## Extracted entries
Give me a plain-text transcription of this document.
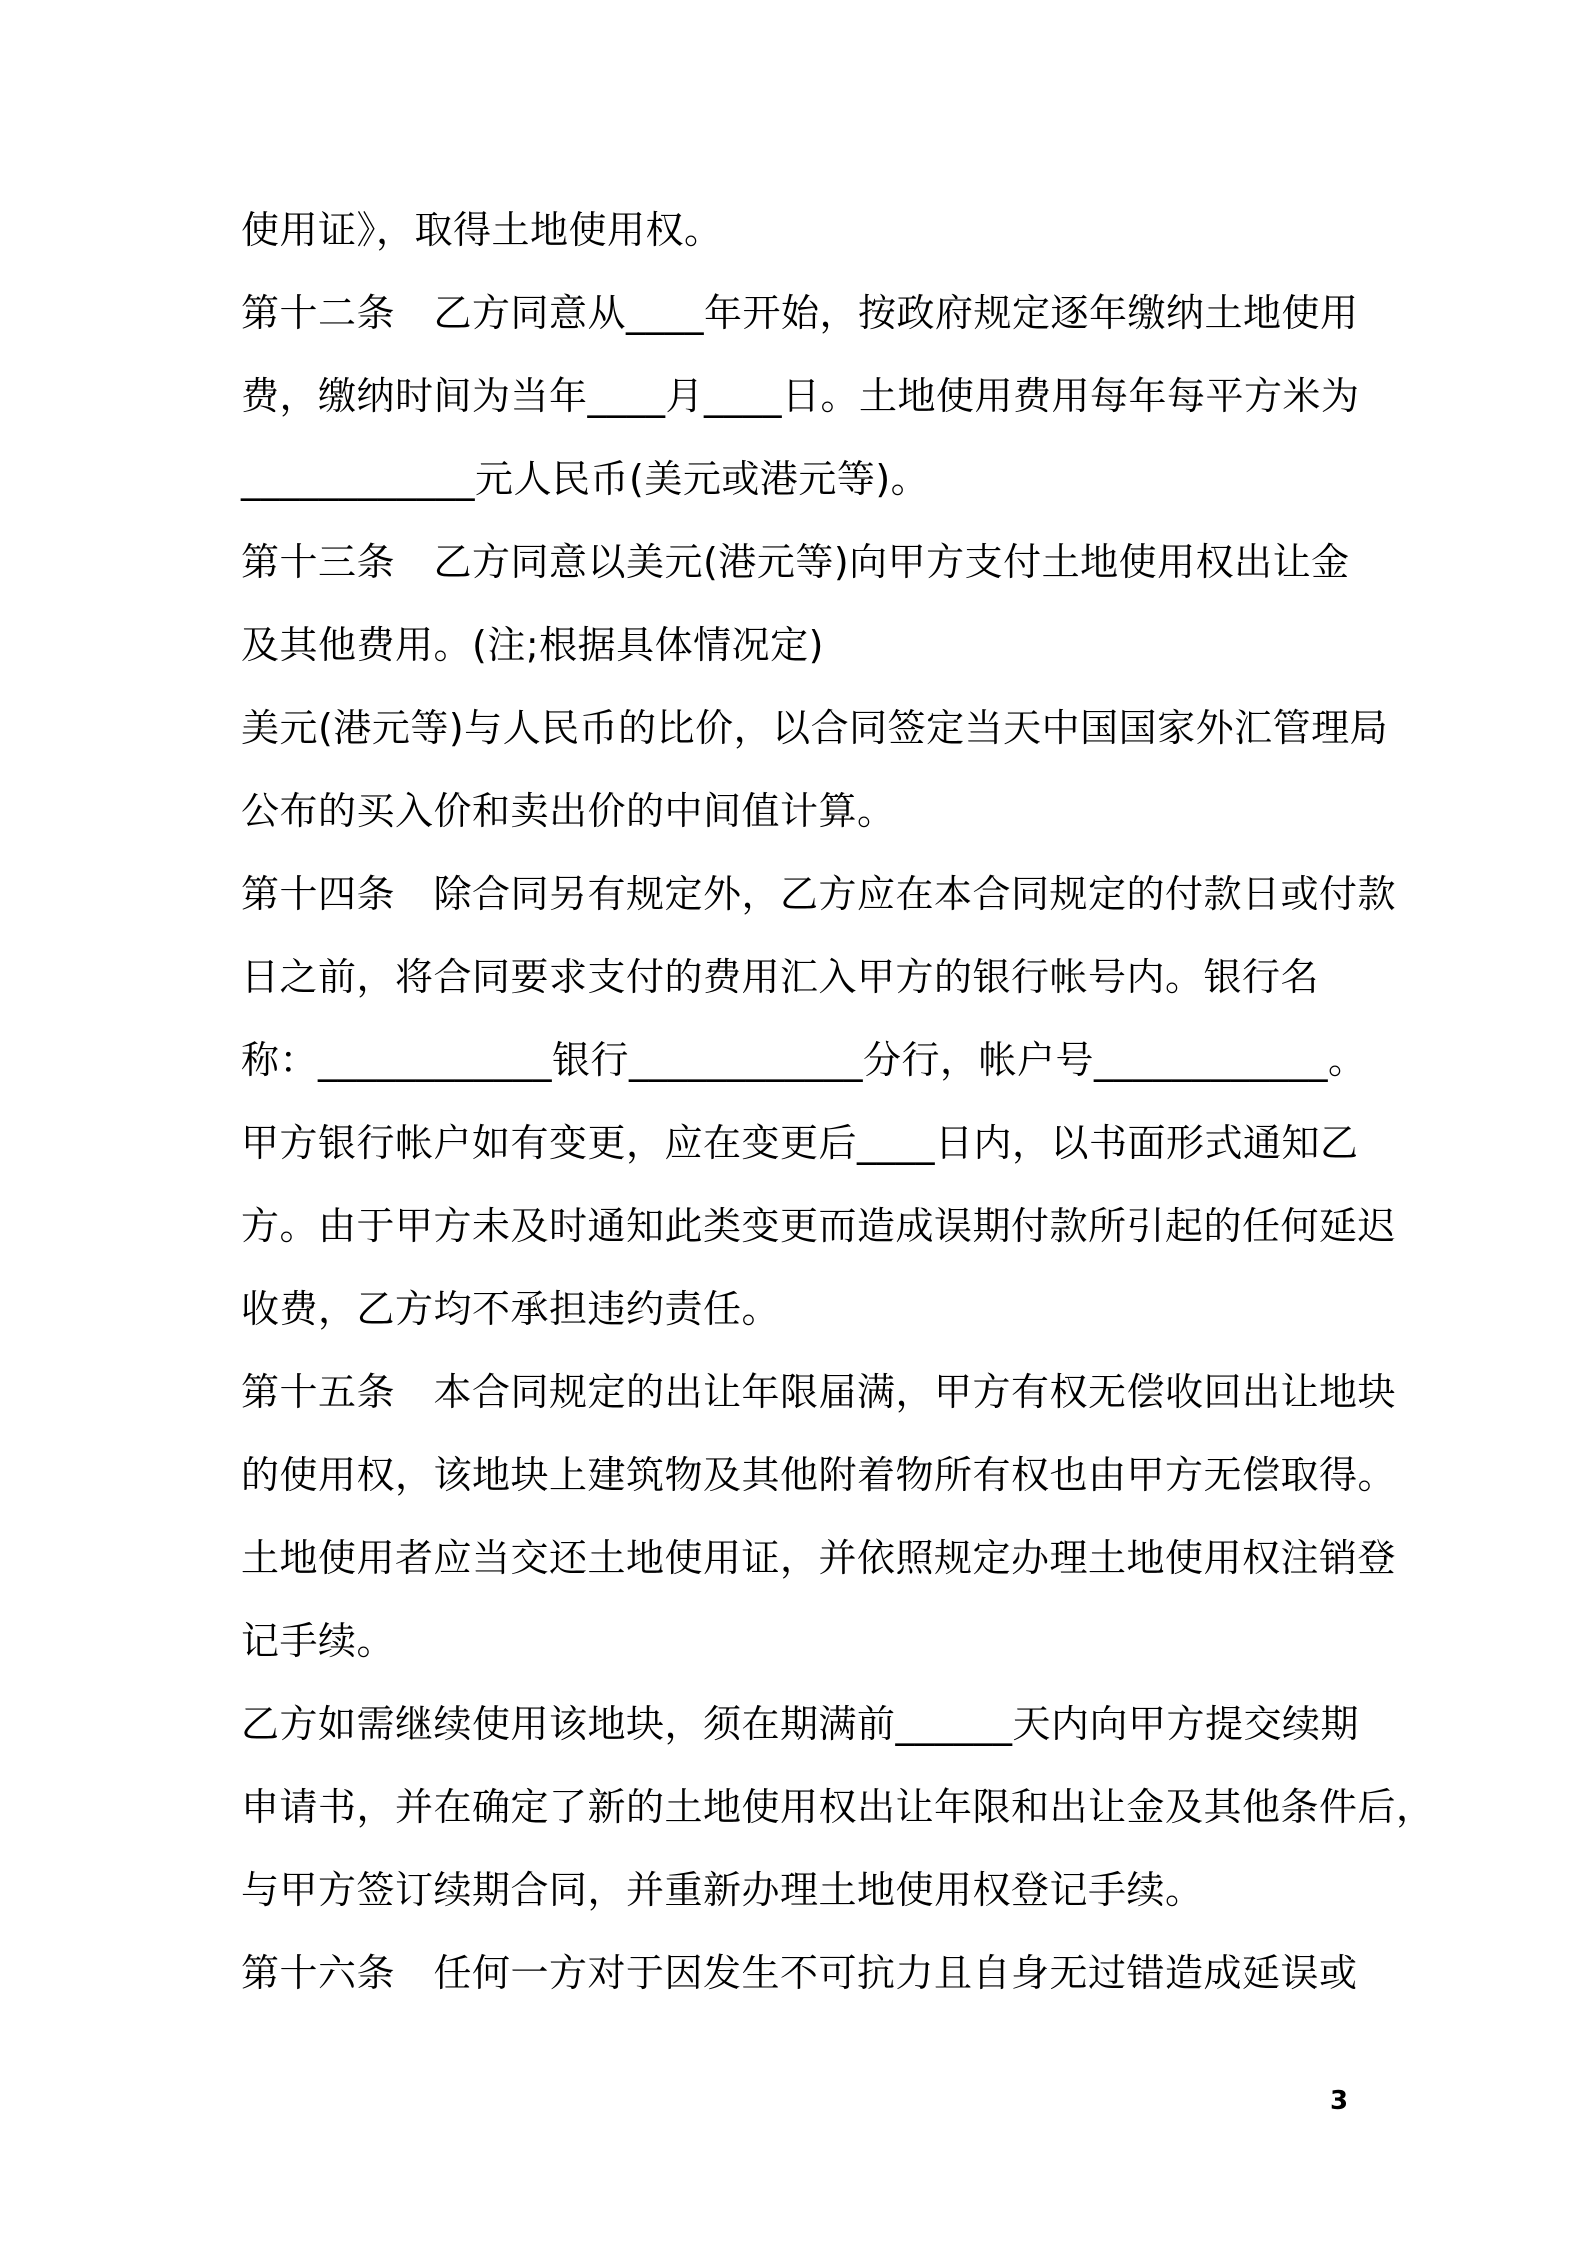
使用证》，取得土地使用权。
第十二条　乙方同意从____年开始，按政府规定逐年缴纳土地使用
费，缴纳时间为当年____月____日。土地使用费用每年每平方米为
____________元人民币(美元或港元等)。
第十三条　乙方同意以美元(港元等)向甲方支付土地使用权出让金
及其他费用。(注;根据具体情况定)
美元(港元等)与人民币的比价，以合同签定当天中国国家外汇管理局
公布的买入价和卖出价的中间值计算。
第十四条　除合同另有规定外，乙方应在本合同规定的付款日或付款
日之前，将合同要求支付的费用汇入甲方的银行帐号内。银行名
称：____________银行____________分行，帐户号____________。
甲方银行帐户如有变更，应在变更后____日内，以书面形式通知乙
方。由于甲方未及时通知此类变更而造成误期付款所引起的任何延迟
收费，乙方均不承担违约责任。
第十五条　本合同规定的出让年限届满，甲方有权无偿收回出让地块
的使用权，该地块上建筑物及其他附着物所有权也由甲方无偿取得。
土地使用者应当交还土地使用证，并依照规定办理土地使用权注销登
记手续。
乙方如需继续使用该地块，须在期满前______天内向甲方提交续期
申请书，并在确定了新的土地使用权出让年限和出让金及其他条件后，
与甲方签订续期合同，并重新办理土地使用权登记手续。
第十六条　任何一方对于因发生不可抗力且自身无过错造成延误或
3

## Problem to solve
Repeat each record exactly, with the pictures left out.

## Response to this task
Give me a plain-text transcription of this document.
使用证》，取得土地使用权。
第十二条　乙方同意从____年开始，按政府规定逐年缴纳土地使用
费，缴纳时间为当年____月____日。土地使用费用每年每平方米为
____________元人民币(美元或港元等)。
第十三条　乙方同意以美元(港元等)向甲方支付土地使用权出让金
及其他费用。(注;根据具体情况定)
美元(港元等)与人民币的比价，以合同签定当天中国国家外汇管理局
公布的买入价和卖出价的中间值计算。
第十四条　除合同另有规定外，乙方应在本合同规定的付款日或付款
日之前，将合同要求支付的费用汇入甲方的银行帐号内。银行名
称：____________银行____________分行，帐户号____________。
甲方银行帐户如有变更，应在变更后____日内，以书面形式通知乙
方。由于甲方未及时通知此类变更而造成误期付款所引起的任何延迟
收费，乙方均不承担违约责任。
第十五条　本合同规定的出让年限届满，甲方有权无偿收回出让地块
的使用权，该地块上建筑物及其他附着物所有权也由甲方无偿取得。
土地使用者应当交还土地使用证，并依照规定办理土地使用权注销登
记手续。
乙方如需继续使用该地块，须在期满前______天内向甲方提交续期
申请书，并在确定了新的土地使用权出让年限和出让金及其他条件后，
与甲方签订续期合同，并重新办理土地使用权登记手续。
第十六条　任何一方对于因发生不可抗力且自身无过错造成延误或
3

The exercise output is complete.